** start RECORD EXTRACTS **

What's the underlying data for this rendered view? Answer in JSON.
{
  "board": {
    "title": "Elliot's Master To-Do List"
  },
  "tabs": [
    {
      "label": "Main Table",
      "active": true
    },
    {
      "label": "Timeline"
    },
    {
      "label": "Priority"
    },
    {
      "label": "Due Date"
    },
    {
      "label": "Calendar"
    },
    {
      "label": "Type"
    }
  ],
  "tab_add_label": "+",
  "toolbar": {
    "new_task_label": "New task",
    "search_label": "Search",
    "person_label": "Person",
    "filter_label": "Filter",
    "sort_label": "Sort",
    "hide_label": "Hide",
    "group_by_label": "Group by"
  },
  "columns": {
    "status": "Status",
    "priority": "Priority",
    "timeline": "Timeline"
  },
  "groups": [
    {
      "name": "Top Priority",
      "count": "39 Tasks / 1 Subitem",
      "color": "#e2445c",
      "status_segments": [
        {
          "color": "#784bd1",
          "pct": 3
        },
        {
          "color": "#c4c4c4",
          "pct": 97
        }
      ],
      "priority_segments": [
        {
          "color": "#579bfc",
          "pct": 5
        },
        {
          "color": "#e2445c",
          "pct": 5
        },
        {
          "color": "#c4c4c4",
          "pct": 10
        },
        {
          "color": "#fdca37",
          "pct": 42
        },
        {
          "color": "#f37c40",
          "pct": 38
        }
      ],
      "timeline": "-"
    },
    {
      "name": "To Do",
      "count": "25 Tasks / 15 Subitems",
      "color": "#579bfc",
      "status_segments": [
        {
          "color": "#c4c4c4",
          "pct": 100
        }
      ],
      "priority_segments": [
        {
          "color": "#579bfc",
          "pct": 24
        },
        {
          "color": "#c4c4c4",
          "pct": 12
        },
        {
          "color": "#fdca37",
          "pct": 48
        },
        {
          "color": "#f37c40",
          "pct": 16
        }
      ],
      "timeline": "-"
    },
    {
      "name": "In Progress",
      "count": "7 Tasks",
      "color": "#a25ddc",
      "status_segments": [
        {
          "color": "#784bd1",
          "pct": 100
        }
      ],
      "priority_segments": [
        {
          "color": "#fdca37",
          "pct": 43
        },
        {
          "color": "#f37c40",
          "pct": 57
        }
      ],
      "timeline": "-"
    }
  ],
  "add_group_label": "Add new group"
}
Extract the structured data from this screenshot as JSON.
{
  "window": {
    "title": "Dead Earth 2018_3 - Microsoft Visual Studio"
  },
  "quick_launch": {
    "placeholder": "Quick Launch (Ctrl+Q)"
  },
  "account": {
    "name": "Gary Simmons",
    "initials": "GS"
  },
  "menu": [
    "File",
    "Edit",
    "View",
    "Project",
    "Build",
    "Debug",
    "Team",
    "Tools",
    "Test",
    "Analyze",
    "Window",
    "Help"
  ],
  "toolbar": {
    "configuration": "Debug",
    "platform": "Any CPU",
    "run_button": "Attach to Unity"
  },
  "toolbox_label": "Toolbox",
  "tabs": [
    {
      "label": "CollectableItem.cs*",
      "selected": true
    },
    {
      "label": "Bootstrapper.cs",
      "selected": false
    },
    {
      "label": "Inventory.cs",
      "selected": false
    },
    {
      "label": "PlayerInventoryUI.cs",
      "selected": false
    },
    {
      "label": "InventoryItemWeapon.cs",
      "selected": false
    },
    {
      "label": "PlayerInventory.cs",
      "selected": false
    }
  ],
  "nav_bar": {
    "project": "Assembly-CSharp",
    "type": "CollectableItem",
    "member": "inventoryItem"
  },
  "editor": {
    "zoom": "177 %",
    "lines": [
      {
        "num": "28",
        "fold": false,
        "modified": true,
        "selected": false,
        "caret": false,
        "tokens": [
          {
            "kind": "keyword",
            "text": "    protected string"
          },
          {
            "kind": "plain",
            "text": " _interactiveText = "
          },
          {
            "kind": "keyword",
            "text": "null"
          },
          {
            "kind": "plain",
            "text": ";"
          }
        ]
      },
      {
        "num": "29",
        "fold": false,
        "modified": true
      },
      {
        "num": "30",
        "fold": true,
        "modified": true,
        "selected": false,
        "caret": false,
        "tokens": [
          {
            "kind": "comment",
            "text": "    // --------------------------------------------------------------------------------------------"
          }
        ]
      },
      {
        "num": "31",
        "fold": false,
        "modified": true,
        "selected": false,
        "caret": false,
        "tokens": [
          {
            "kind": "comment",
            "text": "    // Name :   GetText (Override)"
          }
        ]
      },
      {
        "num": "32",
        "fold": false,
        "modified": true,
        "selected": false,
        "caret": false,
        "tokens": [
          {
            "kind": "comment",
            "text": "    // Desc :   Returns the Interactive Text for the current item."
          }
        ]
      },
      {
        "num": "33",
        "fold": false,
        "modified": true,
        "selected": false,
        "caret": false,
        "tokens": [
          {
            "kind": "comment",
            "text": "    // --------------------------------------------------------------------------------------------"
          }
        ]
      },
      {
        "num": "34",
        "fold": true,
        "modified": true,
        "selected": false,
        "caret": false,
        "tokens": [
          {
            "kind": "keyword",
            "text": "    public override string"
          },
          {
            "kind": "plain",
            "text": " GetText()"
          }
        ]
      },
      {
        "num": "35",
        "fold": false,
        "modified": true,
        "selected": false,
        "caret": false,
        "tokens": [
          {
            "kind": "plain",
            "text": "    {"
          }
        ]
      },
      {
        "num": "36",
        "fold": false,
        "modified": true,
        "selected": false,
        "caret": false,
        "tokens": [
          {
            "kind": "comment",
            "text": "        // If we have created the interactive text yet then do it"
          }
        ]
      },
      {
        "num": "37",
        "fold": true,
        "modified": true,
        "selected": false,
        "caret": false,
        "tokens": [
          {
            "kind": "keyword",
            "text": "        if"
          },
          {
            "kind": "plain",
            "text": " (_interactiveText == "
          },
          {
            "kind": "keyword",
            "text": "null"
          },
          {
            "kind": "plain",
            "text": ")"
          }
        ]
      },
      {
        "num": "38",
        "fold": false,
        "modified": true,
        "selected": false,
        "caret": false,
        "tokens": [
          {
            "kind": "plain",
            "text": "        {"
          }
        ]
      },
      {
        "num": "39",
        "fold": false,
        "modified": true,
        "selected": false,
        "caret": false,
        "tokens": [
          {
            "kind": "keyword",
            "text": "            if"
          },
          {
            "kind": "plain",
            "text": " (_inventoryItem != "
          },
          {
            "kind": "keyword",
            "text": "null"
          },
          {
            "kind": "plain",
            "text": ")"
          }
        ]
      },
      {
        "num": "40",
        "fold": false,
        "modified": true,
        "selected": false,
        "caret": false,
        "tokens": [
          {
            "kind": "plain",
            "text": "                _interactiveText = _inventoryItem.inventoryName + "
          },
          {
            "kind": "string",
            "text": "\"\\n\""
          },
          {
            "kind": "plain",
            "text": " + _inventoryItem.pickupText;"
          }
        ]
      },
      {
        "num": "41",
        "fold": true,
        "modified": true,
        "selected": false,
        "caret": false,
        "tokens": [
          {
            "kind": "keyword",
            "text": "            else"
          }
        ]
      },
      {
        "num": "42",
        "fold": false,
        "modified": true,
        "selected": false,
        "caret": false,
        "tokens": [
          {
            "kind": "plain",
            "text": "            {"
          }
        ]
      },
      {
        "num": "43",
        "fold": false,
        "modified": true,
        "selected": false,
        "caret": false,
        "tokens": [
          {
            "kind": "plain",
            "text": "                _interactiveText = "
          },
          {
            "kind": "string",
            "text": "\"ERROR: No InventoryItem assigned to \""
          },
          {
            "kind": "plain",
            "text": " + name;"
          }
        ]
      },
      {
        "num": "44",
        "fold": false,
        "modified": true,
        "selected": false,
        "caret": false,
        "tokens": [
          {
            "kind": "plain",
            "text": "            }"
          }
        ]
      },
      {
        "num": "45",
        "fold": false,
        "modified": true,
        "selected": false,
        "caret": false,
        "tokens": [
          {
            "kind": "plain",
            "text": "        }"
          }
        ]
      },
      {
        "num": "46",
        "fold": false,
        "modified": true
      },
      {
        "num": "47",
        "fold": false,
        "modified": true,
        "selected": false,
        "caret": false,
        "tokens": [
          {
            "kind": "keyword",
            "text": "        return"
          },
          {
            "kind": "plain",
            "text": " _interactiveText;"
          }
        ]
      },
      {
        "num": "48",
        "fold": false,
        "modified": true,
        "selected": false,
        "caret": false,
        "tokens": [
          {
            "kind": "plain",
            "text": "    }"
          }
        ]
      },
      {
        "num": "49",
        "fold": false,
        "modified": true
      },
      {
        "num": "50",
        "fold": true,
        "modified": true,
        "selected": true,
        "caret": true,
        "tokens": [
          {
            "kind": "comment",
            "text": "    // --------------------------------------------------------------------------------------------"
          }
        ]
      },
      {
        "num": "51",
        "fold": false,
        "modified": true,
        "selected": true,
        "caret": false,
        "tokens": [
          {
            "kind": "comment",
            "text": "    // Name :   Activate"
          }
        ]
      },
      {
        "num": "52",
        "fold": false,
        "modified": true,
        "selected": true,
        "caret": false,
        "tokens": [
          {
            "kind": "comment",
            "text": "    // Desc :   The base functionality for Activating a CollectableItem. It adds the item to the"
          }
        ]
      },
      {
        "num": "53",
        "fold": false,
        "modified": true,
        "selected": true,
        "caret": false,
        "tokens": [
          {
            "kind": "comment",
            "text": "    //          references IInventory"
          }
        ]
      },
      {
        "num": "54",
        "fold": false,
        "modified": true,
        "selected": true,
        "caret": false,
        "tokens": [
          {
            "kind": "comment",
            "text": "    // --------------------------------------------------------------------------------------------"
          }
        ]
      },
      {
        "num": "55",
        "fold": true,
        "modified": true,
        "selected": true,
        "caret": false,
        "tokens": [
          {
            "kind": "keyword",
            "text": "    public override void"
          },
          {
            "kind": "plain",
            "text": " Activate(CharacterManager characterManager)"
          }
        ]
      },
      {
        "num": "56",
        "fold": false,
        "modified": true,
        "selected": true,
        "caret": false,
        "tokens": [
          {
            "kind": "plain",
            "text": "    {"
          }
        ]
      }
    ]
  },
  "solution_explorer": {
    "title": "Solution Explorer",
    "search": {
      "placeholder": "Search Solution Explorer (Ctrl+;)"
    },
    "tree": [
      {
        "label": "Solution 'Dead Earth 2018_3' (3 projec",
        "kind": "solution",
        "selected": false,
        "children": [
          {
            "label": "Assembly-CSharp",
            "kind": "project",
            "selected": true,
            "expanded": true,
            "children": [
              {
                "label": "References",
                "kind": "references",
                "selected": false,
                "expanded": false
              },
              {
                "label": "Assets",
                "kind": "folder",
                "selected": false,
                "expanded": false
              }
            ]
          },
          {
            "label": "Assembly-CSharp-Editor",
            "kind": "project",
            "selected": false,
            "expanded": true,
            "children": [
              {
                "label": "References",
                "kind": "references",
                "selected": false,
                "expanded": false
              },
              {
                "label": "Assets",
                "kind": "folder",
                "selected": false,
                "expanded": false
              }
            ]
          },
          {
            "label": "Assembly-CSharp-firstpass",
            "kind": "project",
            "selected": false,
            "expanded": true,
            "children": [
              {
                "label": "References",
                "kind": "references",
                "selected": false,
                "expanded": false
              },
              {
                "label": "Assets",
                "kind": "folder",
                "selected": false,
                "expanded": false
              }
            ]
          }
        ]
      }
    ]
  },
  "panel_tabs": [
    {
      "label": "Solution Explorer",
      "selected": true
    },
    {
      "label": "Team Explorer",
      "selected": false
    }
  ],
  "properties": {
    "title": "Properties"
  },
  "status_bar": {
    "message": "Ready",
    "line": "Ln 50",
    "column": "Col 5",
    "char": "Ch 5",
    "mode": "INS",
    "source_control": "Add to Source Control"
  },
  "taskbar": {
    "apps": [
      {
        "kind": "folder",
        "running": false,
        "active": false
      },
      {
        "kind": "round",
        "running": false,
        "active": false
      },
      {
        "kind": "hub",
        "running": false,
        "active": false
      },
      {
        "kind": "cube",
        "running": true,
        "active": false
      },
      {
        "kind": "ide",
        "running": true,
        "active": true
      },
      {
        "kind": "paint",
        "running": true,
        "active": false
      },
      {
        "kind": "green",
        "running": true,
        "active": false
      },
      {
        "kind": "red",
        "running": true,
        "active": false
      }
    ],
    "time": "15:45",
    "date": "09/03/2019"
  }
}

** end RECORD EXTRACTS **

AIM OF THE EXERCISE: Looking at the records above, work out how many lines include the word "Tasks", then give that number by itself.

CORRECT OUTPUT: 3